--- Provided information ---

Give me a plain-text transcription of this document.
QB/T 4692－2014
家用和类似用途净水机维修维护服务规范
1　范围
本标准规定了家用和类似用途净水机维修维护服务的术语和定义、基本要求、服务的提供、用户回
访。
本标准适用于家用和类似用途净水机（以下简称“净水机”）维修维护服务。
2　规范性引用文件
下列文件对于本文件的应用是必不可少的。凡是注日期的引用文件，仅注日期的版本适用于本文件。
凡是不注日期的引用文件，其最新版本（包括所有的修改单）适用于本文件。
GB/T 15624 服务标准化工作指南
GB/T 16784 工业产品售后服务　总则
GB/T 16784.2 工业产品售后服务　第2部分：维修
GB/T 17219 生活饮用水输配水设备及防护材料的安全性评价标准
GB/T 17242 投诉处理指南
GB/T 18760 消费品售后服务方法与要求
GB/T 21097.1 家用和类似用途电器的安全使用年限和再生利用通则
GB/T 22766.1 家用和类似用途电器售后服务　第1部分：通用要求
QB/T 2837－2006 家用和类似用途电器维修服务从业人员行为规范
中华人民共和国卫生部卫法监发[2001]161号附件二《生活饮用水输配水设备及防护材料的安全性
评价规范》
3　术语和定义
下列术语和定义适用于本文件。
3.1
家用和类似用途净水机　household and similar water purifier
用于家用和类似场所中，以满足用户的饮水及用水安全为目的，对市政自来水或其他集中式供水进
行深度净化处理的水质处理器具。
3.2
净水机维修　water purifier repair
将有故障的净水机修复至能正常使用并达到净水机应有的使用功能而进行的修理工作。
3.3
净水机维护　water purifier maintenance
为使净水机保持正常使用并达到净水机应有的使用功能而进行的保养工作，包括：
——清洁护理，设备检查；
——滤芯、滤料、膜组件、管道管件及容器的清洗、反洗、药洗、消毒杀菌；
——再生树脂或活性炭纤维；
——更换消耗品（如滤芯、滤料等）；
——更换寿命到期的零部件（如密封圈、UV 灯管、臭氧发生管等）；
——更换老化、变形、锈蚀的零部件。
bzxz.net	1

---

● Task prompt: Only lines with the word "purifier" are wanted, so copy each one from the records.

● Solution:
家用和类似用途净水机　household and similar water purifier
净水机维修　water purifier repair
净水机维护　water purifier maintenance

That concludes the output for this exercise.